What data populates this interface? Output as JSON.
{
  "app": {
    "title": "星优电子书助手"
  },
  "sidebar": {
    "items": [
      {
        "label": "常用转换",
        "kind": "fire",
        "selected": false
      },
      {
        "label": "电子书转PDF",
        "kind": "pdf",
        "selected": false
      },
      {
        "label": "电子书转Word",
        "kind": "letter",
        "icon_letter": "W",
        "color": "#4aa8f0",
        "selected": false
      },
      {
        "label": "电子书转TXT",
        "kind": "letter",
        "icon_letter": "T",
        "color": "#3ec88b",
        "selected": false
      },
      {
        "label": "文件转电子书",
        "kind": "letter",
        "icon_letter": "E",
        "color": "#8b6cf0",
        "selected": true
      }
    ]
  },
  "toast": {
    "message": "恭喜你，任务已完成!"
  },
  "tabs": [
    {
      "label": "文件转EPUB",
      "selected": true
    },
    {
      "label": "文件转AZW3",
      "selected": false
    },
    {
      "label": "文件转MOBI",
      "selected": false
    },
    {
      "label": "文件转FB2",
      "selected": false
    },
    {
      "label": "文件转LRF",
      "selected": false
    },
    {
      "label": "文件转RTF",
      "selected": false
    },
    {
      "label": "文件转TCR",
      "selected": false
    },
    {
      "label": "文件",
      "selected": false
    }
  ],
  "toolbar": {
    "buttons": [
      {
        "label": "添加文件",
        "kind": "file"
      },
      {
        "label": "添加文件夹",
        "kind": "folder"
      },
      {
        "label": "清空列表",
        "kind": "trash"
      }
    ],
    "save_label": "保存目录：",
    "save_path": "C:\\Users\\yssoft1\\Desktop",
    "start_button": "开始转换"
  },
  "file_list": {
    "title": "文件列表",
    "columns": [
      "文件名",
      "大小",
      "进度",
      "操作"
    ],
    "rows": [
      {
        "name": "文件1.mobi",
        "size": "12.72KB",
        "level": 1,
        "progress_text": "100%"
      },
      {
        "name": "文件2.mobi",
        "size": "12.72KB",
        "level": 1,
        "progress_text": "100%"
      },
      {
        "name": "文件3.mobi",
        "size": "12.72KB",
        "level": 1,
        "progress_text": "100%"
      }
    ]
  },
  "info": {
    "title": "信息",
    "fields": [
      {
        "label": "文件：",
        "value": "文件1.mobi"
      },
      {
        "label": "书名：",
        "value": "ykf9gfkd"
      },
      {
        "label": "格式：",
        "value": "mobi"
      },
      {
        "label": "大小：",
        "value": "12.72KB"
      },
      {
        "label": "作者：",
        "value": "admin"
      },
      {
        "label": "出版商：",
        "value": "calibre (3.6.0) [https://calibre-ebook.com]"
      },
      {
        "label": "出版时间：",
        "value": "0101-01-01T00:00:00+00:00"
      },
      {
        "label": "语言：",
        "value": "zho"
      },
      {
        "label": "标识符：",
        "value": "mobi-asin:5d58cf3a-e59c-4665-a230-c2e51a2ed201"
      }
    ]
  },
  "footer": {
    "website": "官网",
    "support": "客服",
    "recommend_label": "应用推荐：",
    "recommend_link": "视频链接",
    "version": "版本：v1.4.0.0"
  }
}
* * *
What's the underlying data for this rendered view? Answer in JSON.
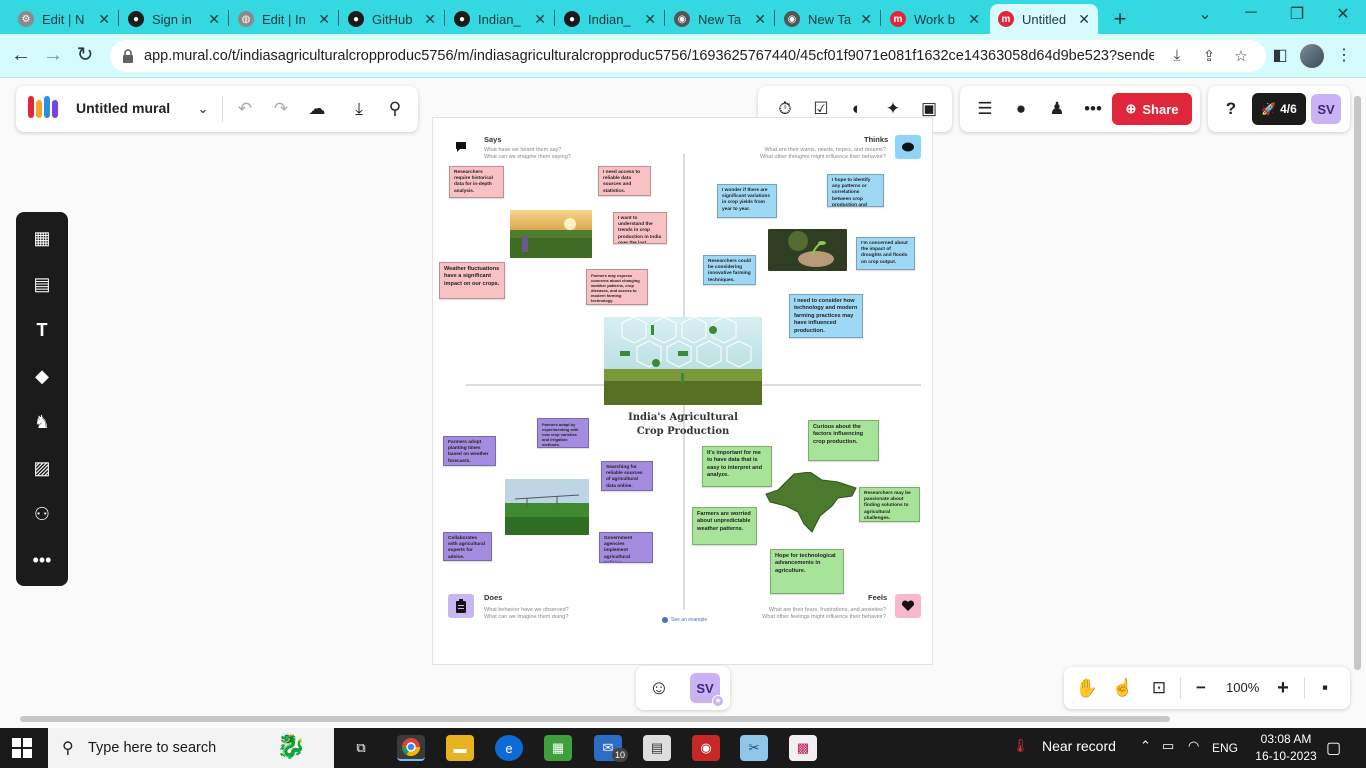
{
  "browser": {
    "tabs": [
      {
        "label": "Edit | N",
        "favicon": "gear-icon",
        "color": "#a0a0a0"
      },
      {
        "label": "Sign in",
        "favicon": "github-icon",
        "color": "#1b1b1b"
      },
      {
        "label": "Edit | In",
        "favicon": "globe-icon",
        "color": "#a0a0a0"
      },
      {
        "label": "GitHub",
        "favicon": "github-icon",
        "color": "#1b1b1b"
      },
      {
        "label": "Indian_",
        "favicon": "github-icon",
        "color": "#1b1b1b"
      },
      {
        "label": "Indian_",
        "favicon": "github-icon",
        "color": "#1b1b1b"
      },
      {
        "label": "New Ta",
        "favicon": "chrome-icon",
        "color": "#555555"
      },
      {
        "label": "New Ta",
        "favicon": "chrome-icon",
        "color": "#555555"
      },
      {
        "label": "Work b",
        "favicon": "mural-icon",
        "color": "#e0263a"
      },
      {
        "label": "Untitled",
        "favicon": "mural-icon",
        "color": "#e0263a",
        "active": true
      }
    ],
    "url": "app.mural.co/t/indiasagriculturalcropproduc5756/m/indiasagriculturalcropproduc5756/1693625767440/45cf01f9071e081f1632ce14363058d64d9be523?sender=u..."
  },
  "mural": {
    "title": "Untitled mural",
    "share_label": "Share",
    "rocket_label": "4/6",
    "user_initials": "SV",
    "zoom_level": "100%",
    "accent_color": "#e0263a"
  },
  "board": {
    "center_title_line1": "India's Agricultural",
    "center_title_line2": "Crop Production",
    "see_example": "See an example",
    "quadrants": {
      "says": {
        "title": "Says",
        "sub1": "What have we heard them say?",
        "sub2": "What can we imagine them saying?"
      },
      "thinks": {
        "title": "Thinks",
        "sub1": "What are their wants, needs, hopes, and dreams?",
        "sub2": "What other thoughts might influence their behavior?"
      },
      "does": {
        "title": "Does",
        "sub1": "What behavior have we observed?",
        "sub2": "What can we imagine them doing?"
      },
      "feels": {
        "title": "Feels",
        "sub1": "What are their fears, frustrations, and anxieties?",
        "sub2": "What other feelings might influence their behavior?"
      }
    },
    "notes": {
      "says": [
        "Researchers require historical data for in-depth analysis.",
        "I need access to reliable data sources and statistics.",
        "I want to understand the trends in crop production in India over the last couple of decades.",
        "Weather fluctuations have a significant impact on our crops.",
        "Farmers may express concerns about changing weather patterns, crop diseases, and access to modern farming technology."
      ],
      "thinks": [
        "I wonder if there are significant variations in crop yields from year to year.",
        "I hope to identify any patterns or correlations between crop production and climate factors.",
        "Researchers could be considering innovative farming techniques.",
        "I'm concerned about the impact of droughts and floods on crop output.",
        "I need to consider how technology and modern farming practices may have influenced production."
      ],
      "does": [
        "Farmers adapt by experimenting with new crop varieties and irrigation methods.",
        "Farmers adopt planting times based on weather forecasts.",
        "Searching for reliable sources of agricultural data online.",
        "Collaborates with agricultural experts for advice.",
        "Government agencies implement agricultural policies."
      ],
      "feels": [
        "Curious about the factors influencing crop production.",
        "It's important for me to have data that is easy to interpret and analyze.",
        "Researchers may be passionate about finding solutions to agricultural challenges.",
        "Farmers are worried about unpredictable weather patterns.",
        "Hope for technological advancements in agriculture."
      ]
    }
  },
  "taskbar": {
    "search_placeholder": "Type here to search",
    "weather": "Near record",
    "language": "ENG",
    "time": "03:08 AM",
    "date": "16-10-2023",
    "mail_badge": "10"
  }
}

Exercise description: Return every line in the listing that contains the word "have".

Answer to this problem:
        "sub1": "What have we heard them say?",
        "sub1": "What behavior have we observed?",
        "Weather fluctuations have a significant impact on our crops.",
        "I need to consider how technology and modern farming practices may have influenced production."
        "It's important for me to have data that is easy to interpret and analyze.",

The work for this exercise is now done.